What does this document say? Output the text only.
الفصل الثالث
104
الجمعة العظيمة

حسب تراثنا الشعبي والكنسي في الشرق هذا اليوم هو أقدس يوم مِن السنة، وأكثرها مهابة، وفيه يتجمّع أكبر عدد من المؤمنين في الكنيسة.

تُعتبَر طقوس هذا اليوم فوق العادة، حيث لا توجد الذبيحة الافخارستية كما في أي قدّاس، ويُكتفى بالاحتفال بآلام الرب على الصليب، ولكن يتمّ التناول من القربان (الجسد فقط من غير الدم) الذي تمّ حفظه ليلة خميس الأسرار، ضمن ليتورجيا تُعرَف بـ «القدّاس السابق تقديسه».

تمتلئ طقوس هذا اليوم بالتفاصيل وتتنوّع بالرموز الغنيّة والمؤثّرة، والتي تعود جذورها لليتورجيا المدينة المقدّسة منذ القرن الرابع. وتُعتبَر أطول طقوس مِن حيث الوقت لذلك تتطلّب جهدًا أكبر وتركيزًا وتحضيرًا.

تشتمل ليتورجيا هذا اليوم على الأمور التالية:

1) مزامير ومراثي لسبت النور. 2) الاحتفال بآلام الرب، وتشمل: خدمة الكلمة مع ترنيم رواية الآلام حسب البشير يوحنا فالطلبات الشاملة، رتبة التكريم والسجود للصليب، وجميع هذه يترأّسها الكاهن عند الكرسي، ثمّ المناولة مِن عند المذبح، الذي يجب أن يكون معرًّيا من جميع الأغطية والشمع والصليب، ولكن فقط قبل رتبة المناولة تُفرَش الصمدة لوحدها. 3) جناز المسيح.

INSTRUCTION
Reproduce the listing shown above in its entirety, exactly.

RESPONSE TO THIS TASK
What does this document say? Output the text only.
الفصل الثالث
104
الجمعة العظيمة

حسب تراثنا الشعبي والكنسي في الشرق هذا اليوم هو أقدس يوم مِن السنة، وأكثرها مهابة، وفيه يتجمّع أكبر عدد من المؤمنين في الكنيسة.

تُعتبَر طقوس هذا اليوم فوق العادة، حيث لا توجد الذبيحة الافخارستية كما في أي قدّاس، ويُكتفى بالاحتفال بآلام الرب على الصليب، ولكن يتمّ التناول من القربان (الجسد فقط من غير الدم) الذي تمّ حفظه ليلة خميس الأسرار، ضمن ليتورجيا تُعرَف بـ «القدّاس السابق تقديسه».

تمتلئ طقوس هذا اليوم بالتفاصيل وتتنوّع بالرموز الغنيّة والمؤثّرة، والتي تعود جذورها لليتورجيا المدينة المقدّسة منذ القرن الرابع. وتُعتبَر أطول طقوس مِن حيث الوقت لذلك تتطلّب جهدًا أكبر وتركيزًا وتحضيرًا.

تشتمل ليتورجيا هذا اليوم على الأمور التالية:

1) مزامير ومراثي لسبت النور. 2) الاحتفال بآلام الرب، وتشمل: خدمة الكلمة مع ترنيم رواية الآلام حسب البشير يوحنا فالطلبات الشاملة، رتبة التكريم والسجود للصليب، وجميع هذه يترأّسها الكاهن عند الكرسي، ثمّ المناولة مِن عند المذبح، الذي يجب أن يكون معرًّيا من جميع الأغطية والشمع والصليب، ولكن فقط قبل رتبة المناولة تُفرَش الصمدة لوحدها. 3) جناز المسيح.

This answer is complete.